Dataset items
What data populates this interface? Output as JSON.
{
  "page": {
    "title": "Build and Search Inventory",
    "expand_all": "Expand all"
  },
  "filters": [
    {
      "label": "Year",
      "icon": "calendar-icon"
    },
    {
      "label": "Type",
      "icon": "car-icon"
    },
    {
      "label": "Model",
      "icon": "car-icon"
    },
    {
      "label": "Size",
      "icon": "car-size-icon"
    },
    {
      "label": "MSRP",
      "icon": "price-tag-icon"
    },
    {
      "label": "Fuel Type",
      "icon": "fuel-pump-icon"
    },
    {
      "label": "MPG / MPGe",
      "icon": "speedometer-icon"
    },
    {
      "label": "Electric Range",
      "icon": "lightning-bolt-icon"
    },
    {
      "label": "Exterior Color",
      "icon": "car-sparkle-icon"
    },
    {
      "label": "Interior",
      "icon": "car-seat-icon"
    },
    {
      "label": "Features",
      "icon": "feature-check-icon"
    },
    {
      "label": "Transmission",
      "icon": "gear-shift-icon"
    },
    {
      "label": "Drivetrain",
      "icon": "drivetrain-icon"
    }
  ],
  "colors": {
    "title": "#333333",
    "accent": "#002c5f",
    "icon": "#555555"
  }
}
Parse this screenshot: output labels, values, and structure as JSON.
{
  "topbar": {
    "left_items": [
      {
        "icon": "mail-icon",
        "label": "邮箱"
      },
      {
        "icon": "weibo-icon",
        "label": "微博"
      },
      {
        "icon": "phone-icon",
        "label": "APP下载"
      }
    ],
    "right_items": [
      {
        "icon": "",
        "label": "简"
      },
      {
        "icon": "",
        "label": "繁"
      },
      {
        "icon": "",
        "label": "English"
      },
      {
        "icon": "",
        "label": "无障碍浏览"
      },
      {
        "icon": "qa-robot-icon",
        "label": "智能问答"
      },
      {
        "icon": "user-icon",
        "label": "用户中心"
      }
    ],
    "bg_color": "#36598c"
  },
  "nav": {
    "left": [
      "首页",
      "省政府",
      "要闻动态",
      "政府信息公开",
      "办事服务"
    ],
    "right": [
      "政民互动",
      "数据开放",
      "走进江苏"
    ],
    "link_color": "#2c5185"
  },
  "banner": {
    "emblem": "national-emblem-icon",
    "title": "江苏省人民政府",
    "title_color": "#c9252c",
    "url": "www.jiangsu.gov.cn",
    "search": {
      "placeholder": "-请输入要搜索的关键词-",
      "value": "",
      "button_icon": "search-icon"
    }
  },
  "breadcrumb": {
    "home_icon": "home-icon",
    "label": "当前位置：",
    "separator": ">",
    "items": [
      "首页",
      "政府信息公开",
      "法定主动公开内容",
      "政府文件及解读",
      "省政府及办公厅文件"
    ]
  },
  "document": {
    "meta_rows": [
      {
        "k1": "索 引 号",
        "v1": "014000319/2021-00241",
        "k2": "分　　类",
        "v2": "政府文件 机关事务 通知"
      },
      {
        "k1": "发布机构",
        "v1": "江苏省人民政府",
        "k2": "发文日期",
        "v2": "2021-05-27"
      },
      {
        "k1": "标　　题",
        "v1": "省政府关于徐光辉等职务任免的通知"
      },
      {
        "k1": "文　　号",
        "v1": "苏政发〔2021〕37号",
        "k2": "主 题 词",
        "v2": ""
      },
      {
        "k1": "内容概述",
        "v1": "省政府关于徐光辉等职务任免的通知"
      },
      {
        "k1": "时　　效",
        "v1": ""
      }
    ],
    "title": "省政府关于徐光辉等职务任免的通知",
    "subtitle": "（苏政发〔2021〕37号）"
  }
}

Prompt
Extract all of the data above and output it character for character.

Solution
What data populates this interface? Output as JSON.
{
  "page": {
    "title": "Build and Search Inventory",
    "expand_all": "Expand all"
  },
  "filters": [
    {
      "label": "Year",
      "icon": "calendar-icon"
    },
    {
      "label": "Type",
      "icon": "car-icon"
    },
    {
      "label": "Model",
      "icon": "car-icon"
    },
    {
      "label": "Size",
      "icon": "car-size-icon"
    },
    {
      "label": "MSRP",
      "icon": "price-tag-icon"
    },
    {
      "label": "Fuel Type",
      "icon": "fuel-pump-icon"
    },
    {
      "label": "MPG / MPGe",
      "icon": "speedometer-icon"
    },
    {
      "label": "Electric Range",
      "icon": "lightning-bolt-icon"
    },
    {
      "label": "Exterior Color",
      "icon": "car-sparkle-icon"
    },
    {
      "label": "Interior",
      "icon": "car-seat-icon"
    },
    {
      "label": "Features",
      "icon": "feature-check-icon"
    },
    {
      "label": "Transmission",
      "icon": "gear-shift-icon"
    },
    {
      "label": "Drivetrain",
      "icon": "drivetrain-icon"
    }
  ],
  "colors": {
    "title": "#333333",
    "accent": "#002c5f",
    "icon": "#555555"
  }
}
Parse this screenshot: output labels, values, and structure as JSON.
{
  "topbar": {
    "left_items": [
      {
        "icon": "mail-icon",
        "label": "邮箱"
      },
      {
        "icon": "weibo-icon",
        "label": "微博"
      },
      {
        "icon": "phone-icon",
        "label": "APP下载"
      }
    ],
    "right_items": [
      {
        "icon": "",
        "label": "简"
      },
      {
        "icon": "",
        "label": "繁"
      },
      {
        "icon": "",
        "label": "English"
      },
      {
        "icon": "",
        "label": "无障碍浏览"
      },
      {
        "icon": "qa-robot-icon",
        "label": "智能问答"
      },
      {
        "icon": "user-icon",
        "label": "用户中心"
      }
    ],
    "bg_color": "#36598c"
  },
  "nav": {
    "left": [
      "首页",
      "省政府",
      "要闻动态",
      "政府信息公开",
      "办事服务"
    ],
    "right": [
      "政民互动",
      "数据开放",
      "走进江苏"
    ],
    "link_color": "#2c5185"
  },
  "banner": {
    "emblem": "national-emblem-icon",
    "title": "江苏省人民政府",
    "title_color": "#c9252c",
    "url": "www.jiangsu.gov.cn",
    "search": {
      "placeholder": "-请输入要搜索的关键词-",
      "value": "",
      "button_icon": "search-icon"
    }
  },
  "breadcrumb": {
    "home_icon": "home-icon",
    "label": "当前位置：",
    "separator": ">",
    "items": [
      "首页",
      "政府信息公开",
      "法定主动公开内容",
      "政府文件及解读",
      "省政府及办公厅文件"
    ]
  },
  "document": {
    "meta_rows": [
      {
        "k1": "索 引 号",
        "v1": "014000319/2021-00241",
        "k2": "分　　类",
        "v2": "政府文件 机关事务 通知"
      },
      {
        "k1": "发布机构",
        "v1": "江苏省人民政府",
        "k2": "发文日期",
        "v2": "2021-05-27"
      },
      {
        "k1": "标　　题",
        "v1": "省政府关于徐光辉等职务任免的通知"
      },
      {
        "k1": "文　　号",
        "v1": "苏政发〔2021〕37号",
        "k2": "主 题 词",
        "v2": ""
      },
      {
        "k1": "内容概述",
        "v1": "省政府关于徐光辉等职务任免的通知"
      },
      {
        "k1": "时　　效",
        "v1": ""
      }
    ],
    "title": "省政府关于徐光辉等职务任免的通知",
    "subtitle": "（苏政发〔2021〕37号）"
  }
}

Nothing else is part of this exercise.